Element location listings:
------
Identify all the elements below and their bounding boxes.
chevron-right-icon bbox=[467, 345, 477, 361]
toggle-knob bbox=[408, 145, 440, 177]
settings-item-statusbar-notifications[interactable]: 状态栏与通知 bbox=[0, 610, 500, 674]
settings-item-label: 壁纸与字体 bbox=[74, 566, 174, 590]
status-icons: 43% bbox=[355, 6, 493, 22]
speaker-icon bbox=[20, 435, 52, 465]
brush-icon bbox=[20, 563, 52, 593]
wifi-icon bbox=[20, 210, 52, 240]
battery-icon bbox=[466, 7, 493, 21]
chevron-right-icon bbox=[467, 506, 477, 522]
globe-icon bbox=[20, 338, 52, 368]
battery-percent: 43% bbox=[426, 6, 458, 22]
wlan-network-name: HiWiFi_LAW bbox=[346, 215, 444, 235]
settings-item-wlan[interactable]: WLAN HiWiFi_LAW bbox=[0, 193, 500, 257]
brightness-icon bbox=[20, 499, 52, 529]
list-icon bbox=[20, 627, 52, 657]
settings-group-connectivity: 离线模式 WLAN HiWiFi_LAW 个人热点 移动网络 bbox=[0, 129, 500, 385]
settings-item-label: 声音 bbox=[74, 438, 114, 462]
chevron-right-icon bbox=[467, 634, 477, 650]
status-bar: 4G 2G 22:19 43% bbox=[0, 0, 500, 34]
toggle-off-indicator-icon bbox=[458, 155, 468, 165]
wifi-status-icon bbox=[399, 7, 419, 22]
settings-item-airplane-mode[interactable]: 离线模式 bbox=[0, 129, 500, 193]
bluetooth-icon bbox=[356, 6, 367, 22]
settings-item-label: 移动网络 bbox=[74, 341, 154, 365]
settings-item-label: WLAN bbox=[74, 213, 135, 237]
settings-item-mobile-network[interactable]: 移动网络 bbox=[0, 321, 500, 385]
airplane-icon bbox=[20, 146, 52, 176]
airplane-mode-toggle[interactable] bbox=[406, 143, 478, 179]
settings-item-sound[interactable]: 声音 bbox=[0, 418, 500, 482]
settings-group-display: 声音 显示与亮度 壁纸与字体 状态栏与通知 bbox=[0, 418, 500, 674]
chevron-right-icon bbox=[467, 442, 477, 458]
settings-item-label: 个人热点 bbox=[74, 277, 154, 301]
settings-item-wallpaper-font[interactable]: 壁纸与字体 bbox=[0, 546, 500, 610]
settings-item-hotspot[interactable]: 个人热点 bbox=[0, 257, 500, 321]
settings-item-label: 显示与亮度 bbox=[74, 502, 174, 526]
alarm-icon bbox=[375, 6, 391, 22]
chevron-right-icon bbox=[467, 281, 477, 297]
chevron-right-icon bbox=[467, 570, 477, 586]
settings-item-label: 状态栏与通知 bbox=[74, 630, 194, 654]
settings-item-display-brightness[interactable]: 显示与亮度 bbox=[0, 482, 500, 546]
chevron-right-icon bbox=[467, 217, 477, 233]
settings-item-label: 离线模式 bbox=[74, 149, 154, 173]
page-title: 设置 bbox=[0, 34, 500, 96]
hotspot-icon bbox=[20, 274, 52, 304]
------
What is expected:
Please copy out every row above again, character for character.

Solution:
Identify all the elements below and their bounding boxes.
chevron-right-icon bbox=[467, 345, 477, 361]
toggle-knob bbox=[408, 145, 440, 177]
settings-item-statusbar-notifications[interactable]: 状态栏与通知 bbox=[0, 610, 500, 674]
settings-item-label: 壁纸与字体 bbox=[74, 566, 174, 590]
status-icons: 43% bbox=[355, 6, 493, 22]
speaker-icon bbox=[20, 435, 52, 465]
brush-icon bbox=[20, 563, 52, 593]
wifi-icon bbox=[20, 210, 52, 240]
battery-icon bbox=[466, 7, 493, 21]
chevron-right-icon bbox=[467, 506, 477, 522]
globe-icon bbox=[20, 338, 52, 368]
battery-percent: 43% bbox=[426, 6, 458, 22]
wlan-network-name: HiWiFi_LAW bbox=[346, 215, 444, 235]
settings-item-wlan[interactable]: WLAN HiWiFi_LAW bbox=[0, 193, 500, 257]
brightness-icon bbox=[20, 499, 52, 529]
list-icon bbox=[20, 627, 52, 657]
settings-group-connectivity: 离线模式 WLAN HiWiFi_LAW 个人热点 移动网络 bbox=[0, 129, 500, 385]
settings-item-label: 声音 bbox=[74, 438, 114, 462]
chevron-right-icon bbox=[467, 634, 477, 650]
status-bar: 4G 2G 22:19 43% bbox=[0, 0, 500, 34]
toggle-off-indicator-icon bbox=[458, 155, 468, 165]
wifi-status-icon bbox=[399, 7, 419, 22]
settings-item-airplane-mode[interactable]: 离线模式 bbox=[0, 129, 500, 193]
bluetooth-icon bbox=[356, 6, 367, 22]
settings-item-label: 移动网络 bbox=[74, 341, 154, 365]
settings-item-label: WLAN bbox=[74, 213, 135, 237]
settings-item-mobile-network[interactable]: 移动网络 bbox=[0, 321, 500, 385]
airplane-icon bbox=[20, 146, 52, 176]
airplane-mode-toggle[interactable] bbox=[406, 143, 478, 179]
settings-item-sound[interactable]: 声音 bbox=[0, 418, 500, 482]
settings-group-display: 声音 显示与亮度 壁纸与字体 状态栏与通知 bbox=[0, 418, 500, 674]
chevron-right-icon bbox=[467, 442, 477, 458]
settings-item-label: 个人热点 bbox=[74, 277, 154, 301]
settings-item-wallpaper-font[interactable]: 壁纸与字体 bbox=[0, 546, 500, 610]
settings-item-hotspot[interactable]: 个人热点 bbox=[0, 257, 500, 321]
settings-item-label: 显示与亮度 bbox=[74, 502, 174, 526]
alarm-icon bbox=[375, 6, 391, 22]
chevron-right-icon bbox=[467, 281, 477, 297]
chevron-right-icon bbox=[467, 570, 477, 586]
settings-item-label: 状态栏与通知 bbox=[74, 630, 194, 654]
settings-item-display-brightness[interactable]: 显示与亮度 bbox=[0, 482, 500, 546]
chevron-right-icon bbox=[467, 217, 477, 233]
settings-item-label: 离线模式 bbox=[74, 149, 154, 173]
page-title: 设置 bbox=[0, 34, 500, 96]
hotspot-icon bbox=[20, 274, 52, 304]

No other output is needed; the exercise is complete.